**EXERCISE PROMPT:**
In the material below, copy out the lines word for word, starting at the line that contains "Patent image size: (1246, 995)." and ending after the line that contains "The prism 21A is at (880, 548).".

↓↓↓

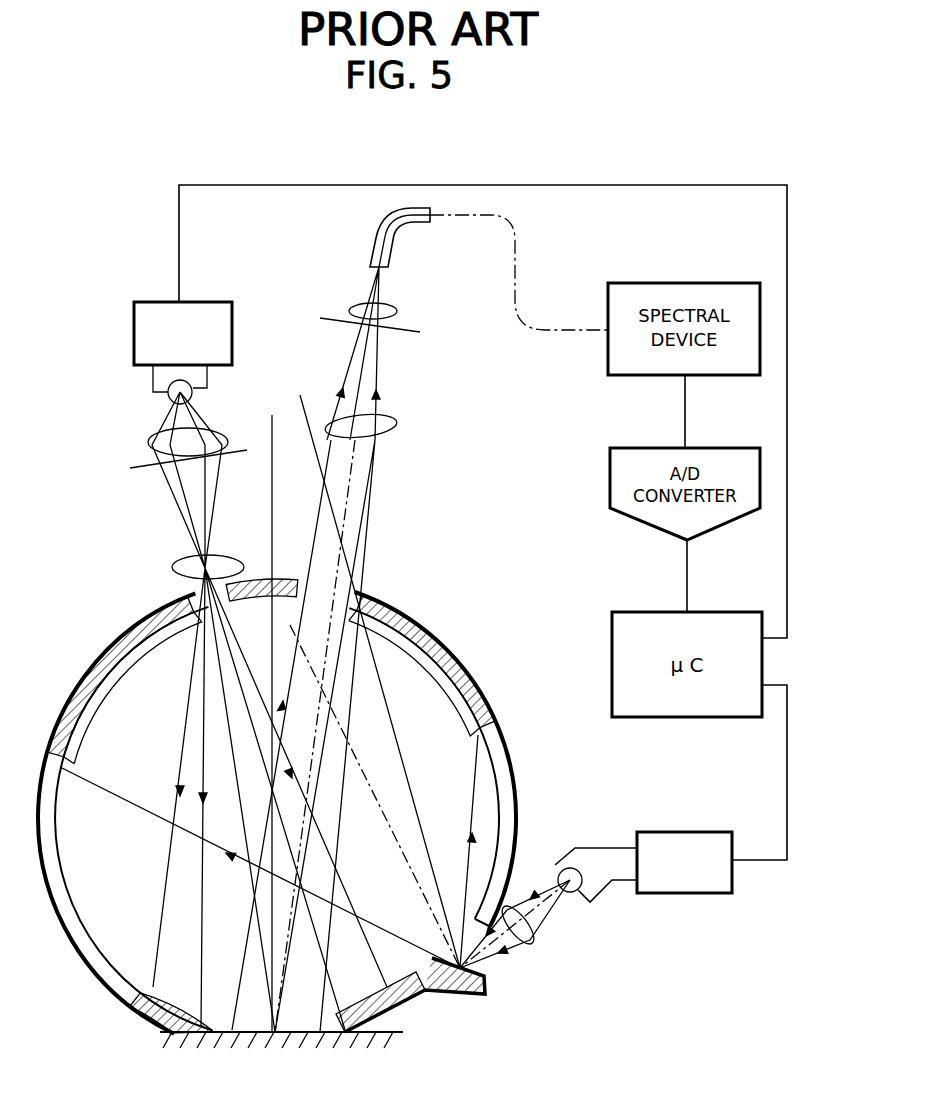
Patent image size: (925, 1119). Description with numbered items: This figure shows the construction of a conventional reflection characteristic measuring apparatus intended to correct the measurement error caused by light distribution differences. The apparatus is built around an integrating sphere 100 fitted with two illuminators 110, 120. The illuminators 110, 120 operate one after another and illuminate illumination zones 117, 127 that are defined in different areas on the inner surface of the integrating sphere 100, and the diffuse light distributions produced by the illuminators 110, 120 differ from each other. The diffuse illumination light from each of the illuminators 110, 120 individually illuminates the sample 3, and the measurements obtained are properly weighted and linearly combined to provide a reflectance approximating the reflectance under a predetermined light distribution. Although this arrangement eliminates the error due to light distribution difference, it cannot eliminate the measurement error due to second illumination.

The sample 3 is at (168, 1043).
The integrating sphere 100 is at (510, 768).
The illuminator 110 is at (88, 405).
The illumination zone 117 is at (202, 1012).
The illuminator 120 is at (647, 938).
The illumination zone 127 is at (150, 648).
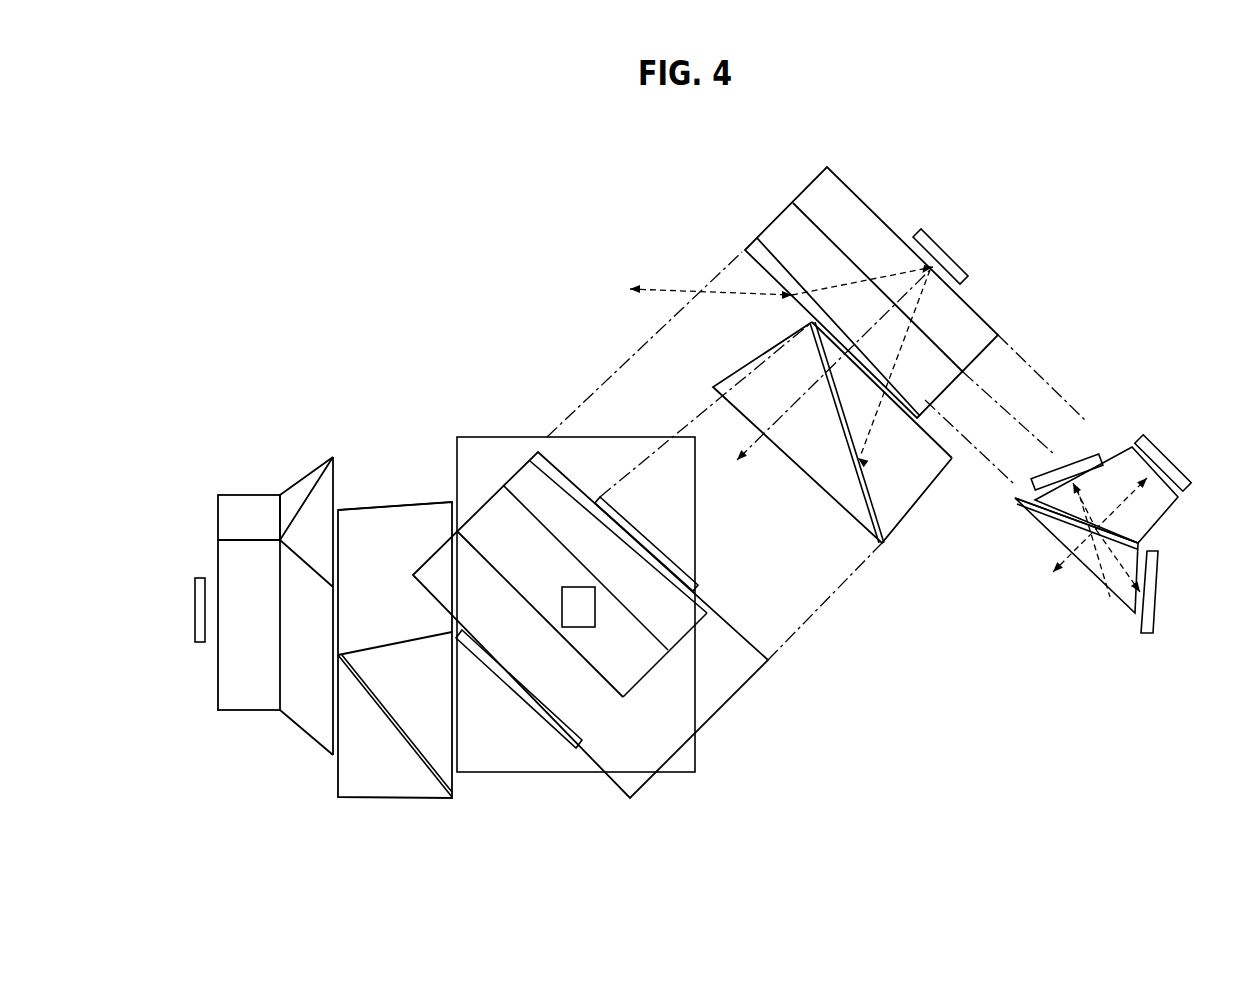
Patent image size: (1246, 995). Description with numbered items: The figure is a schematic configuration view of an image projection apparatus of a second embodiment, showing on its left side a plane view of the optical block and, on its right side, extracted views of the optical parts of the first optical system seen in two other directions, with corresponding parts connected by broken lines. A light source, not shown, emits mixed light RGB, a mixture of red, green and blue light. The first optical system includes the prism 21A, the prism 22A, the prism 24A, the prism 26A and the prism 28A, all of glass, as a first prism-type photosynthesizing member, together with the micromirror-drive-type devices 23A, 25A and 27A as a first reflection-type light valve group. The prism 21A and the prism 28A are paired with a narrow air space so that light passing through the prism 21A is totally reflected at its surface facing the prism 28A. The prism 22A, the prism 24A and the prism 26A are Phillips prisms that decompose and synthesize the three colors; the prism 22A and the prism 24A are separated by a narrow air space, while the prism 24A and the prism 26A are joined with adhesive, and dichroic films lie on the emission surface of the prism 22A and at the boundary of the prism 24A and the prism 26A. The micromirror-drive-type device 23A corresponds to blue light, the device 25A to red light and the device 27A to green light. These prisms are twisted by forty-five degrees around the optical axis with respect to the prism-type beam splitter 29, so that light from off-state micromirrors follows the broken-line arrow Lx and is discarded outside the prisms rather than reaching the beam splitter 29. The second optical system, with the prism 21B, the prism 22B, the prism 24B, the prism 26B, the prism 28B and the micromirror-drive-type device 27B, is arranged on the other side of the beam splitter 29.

The prism 21A is at (880, 548).
The prism 22A is at (760, 237).
The micromirror-drive-type device 23A is at (1157, 600).
The prism 24A is at (793, 203).
The micromirror-drive-type device 25A is at (1090, 456).
The prism 26A is at (990, 320).
The micromirror-drive-type device 27A is at (948, 255).
The prism 28A is at (730, 372).
The prism-type beam splitter 29 is at (480, 437).
The prism 21B is at (398, 800).
The prism 22B is at (305, 732).
The prism 24B is at (296, 480).
The prism 26B is at (248, 712).
The micromirror-drive-type device 27B is at (198, 645).
The prism 28B is at (397, 503).
The broken-line arrow Lx is at (680, 292).
The mixed light RGB is at (930, 507).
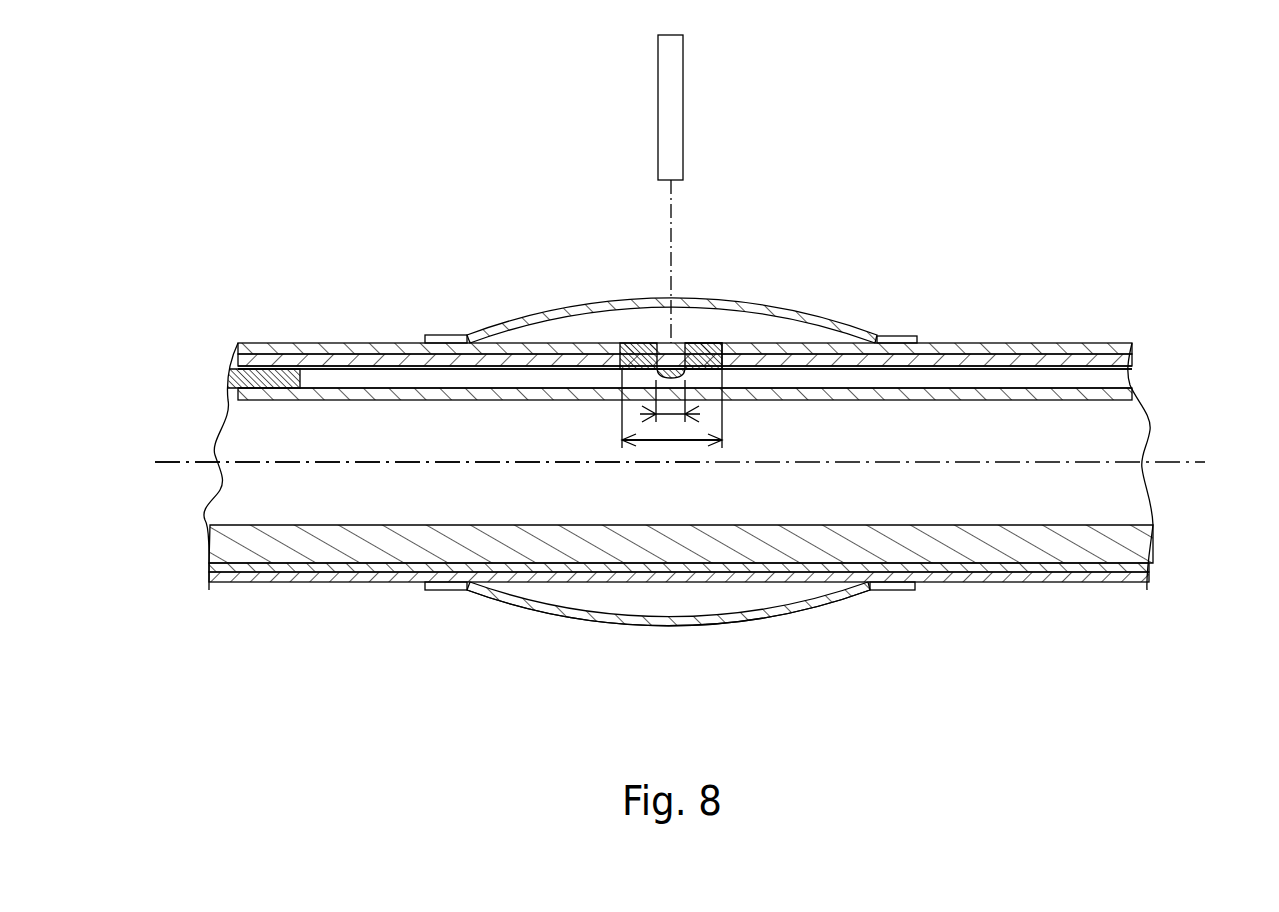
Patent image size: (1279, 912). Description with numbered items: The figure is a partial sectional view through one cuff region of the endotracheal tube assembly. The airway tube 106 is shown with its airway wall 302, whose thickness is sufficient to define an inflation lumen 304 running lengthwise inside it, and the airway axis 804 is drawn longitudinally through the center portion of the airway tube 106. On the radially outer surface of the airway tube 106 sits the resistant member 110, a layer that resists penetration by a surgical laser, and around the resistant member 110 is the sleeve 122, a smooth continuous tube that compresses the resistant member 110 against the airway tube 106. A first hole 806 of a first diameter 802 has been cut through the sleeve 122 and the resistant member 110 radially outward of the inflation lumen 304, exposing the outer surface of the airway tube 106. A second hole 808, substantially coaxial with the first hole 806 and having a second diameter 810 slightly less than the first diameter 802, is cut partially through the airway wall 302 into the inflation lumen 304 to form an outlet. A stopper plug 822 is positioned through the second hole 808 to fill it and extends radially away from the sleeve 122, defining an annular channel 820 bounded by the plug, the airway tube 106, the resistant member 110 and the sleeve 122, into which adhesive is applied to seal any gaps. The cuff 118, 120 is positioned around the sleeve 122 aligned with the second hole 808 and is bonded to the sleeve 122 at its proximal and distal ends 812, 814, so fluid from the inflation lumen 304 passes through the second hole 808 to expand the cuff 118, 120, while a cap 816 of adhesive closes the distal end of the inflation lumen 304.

The airway tube 106 is at (210, 548).
The resistant member 110 is at (514, 353).
The proximal cuff 118 is at (779, 630).
The distal cuff 120 is at (668, 608).
The sleeve 122 is at (1094, 338).
The airway wall 302 is at (1118, 548).
The inflation lumen 304 is at (1129, 377).
The first diameter 802 is at (690, 443).
The airway axis 804 is at (185, 458).
The first hole 806 is at (661, 452).
The second hole 808 is at (662, 341).
The second diameter 810 is at (592, 327).
The proximal end of cuff 812 is at (443, 335).
The distal end of cuff 814 is at (898, 337).
The cap 816 is at (221, 372).
The annular channel 820 is at (714, 341).
The stopper plug 822 is at (676, 80).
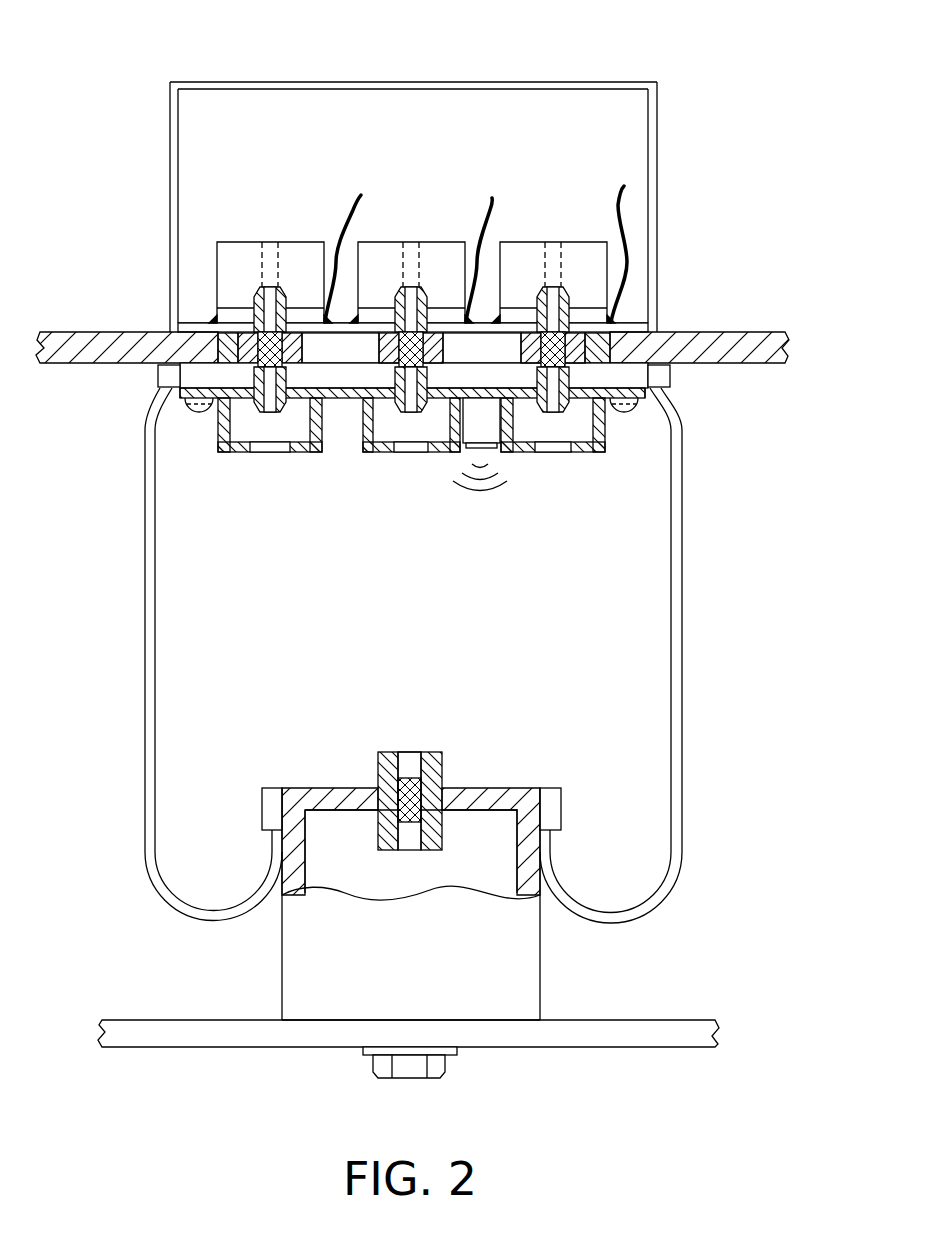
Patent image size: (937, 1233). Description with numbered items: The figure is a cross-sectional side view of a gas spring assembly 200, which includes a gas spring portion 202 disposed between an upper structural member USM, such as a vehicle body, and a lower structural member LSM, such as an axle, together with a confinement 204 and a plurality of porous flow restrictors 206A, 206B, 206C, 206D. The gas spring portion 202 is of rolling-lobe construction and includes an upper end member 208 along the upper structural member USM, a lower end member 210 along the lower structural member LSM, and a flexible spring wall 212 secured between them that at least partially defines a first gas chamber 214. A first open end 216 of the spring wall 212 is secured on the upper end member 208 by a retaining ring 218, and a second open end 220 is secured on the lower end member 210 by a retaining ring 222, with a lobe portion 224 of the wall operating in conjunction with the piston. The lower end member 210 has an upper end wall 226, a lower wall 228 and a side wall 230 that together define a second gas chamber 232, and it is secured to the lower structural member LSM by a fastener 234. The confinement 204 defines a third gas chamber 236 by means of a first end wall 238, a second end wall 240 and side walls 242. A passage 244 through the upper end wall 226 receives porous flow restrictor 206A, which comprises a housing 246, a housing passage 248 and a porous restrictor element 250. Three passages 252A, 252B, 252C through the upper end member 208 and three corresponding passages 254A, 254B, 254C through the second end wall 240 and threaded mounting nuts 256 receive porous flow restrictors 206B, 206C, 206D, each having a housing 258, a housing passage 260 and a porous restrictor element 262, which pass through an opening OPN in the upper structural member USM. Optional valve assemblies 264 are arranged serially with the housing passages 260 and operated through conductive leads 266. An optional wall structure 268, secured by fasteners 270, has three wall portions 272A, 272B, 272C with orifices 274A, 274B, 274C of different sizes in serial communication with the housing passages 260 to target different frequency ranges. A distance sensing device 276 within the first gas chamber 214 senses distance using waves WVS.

The gas spring assembly 200 is at (57, 297).
The gas spring portion 202 is at (132, 612).
The confinement 204 is at (160, 126).
The porous flow restrictor 206A is at (440, 731).
The porous flow restrictor 206B is at (243, 296).
The porous flow restrictor 206C is at (436, 297).
The porous flow restrictor 206D is at (584, 394).
The upper end member 208 is at (344, 398).
The lower end member 210 is at (545, 942).
The flexible spring wall 212 is at (683, 690).
The first gas chamber 214 is at (204, 681).
The first open end 216 is at (684, 424).
The retaining ring 218 is at (668, 375).
The second open end 220 is at (552, 846).
The retaining ring 222 is at (562, 790).
The lobe portion 224 is at (205, 921).
The upper end wall 226 is at (348, 788).
The lower wall 228 is at (330, 1012).
The side wall 230 is at (281, 930).
The second gas chamber 232 is at (403, 876).
The fastener 234 is at (416, 1077).
The third gas chamber 236 is at (286, 117).
The first end wall 238 is at (456, 82).
The second end wall 240 is at (612, 345).
The side wall 242 is at (660, 126).
The passage 244 is at (444, 795).
The housing 246 is at (380, 808).
The housing passage 248 is at (410, 757).
The porous restrictor element 250 is at (430, 812).
The passage 252A is at (288, 400).
The passage 252B is at (426, 400).
The passage 252C is at (540, 415).
The passage 254A is at (230, 333).
The passage 254B is at (340, 348).
The passage 254C is at (482, 348).
The threaded mounting nut 256 is at (358, 262).
The housing 258 is at (218, 405).
The housing passage 260 is at (248, 306).
The porous restrictor element 262 is at (222, 323).
The valve assembly 264 is at (261, 244).
The conductive lead 266 is at (350, 200).
The wall structure 268 is at (207, 443).
The fastener 270 is at (190, 418).
The wall portion 272A is at (232, 452).
The wall portion 272B is at (371, 453).
The wall portion 272C is at (600, 432).
The orifice 274A is at (272, 452).
The orifice 274B is at (408, 453).
The orifice 274C is at (553, 453).
The distance sensing device 276 is at (485, 430).
The opening OPN is at (212, 333).
The upper structural member USM is at (760, 332).
The lower structural member LSM is at (640, 1050).
The waves WVS is at (494, 504).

↑↑↑

**SOLUTION TO THE PROBLEM:**
Patent image size: (1246, 995). Description with numbered items: The figure is a schematic configuration view of an image projection apparatus of a second embodiment, showing on its left side a plane view of the optical block and, on its right side, extracted views of the optical parts of the first optical system seen in two other directions, with corresponding parts connected by broken lines. A light source, not shown, emits mixed light RGB, a mixture of red, green and blue light. The first optical system includes the prism 21A, the prism 22A, the prism 24A, the prism 26A and the prism 28A, all of glass, as a first prism-type photosynthesizing member, together with the micromirror-drive-type devices 23A, 25A and 27A as a first reflection-type light valve group. The prism 21A and the prism 28A are paired with a narrow air space so that light passing through the prism 21A is totally reflected at its surface facing the prism 28A. The prism 22A, the prism 24A and the prism 26A are Phillips prisms that decompose and synthesize the three colors; the prism 22A and the prism 24A are separated by a narrow air space, while the prism 24A and the prism 26A are joined with adhesive, and dichroic films lie on the emission surface of the prism 22A and at the boundary of the prism 24A and the prism 26A. The micromirror-drive-type device 23A corresponds to blue light, the device 25A to red light and the device 27A to green light. These prisms are twisted by forty-five degrees around the optical axis with respect to the prism-type beam splitter 29, so that light from off-state micromirrors follows the broken-line arrow Lx and is discarded outside the prisms rather than reaching the beam splitter 29. The second optical system, with the prism 21B, the prism 22B, the prism 24B, the prism 26B, the prism 28B and the micromirror-drive-type device 27B, is arranged on the other side of the beam splitter 29.

The prism 21A is at (880, 548).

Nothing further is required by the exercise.